Work to be completed =>
The entries below are to be repeated exactly as they stand.

(Records from a data source)
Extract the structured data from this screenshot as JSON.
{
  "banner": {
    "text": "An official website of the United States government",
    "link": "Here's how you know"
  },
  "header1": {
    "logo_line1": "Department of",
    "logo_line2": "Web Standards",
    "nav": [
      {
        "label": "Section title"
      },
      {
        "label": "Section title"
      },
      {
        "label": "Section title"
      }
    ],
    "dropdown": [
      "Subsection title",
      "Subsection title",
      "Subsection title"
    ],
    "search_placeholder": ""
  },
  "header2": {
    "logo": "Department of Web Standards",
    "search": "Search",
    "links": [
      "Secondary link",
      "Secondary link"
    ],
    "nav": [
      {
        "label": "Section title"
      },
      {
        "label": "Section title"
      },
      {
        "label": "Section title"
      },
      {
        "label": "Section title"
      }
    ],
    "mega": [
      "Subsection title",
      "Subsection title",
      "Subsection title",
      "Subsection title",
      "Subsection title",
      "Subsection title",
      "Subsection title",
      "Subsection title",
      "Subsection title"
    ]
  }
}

Correct response =>
Extract the structured data from this screenshot as JSON.
{
  "banner": {
    "text": "An official website of the United States government",
    "link": "Here's how you know"
  },
  "header1": {
    "logo_line1": "Department of",
    "logo_line2": "Web Standards",
    "nav": [
      {
        "label": "Section title"
      },
      {
        "label": "Section title"
      },
      {
        "label": "Section title"
      }
    ],
    "dropdown": [
      "Subsection title",
      "Subsection title",
      "Subsection title"
    ],
    "search_placeholder": ""
  },
  "header2": {
    "logo": "Department of Web Standards",
    "search": "Search",
    "links": [
      "Secondary link",
      "Secondary link"
    ],
    "nav": [
      {
        "label": "Section title"
      },
      {
        "label": "Section title"
      },
      {
        "label": "Section title"
      },
      {
        "label": "Section title"
      }
    ],
    "mega": [
      "Subsection title",
      "Subsection title",
      "Subsection title",
      "Subsection title",
      "Subsection title",
      "Subsection title",
      "Subsection title",
      "Subsection title",
      "Subsection title"
    ]
  }
}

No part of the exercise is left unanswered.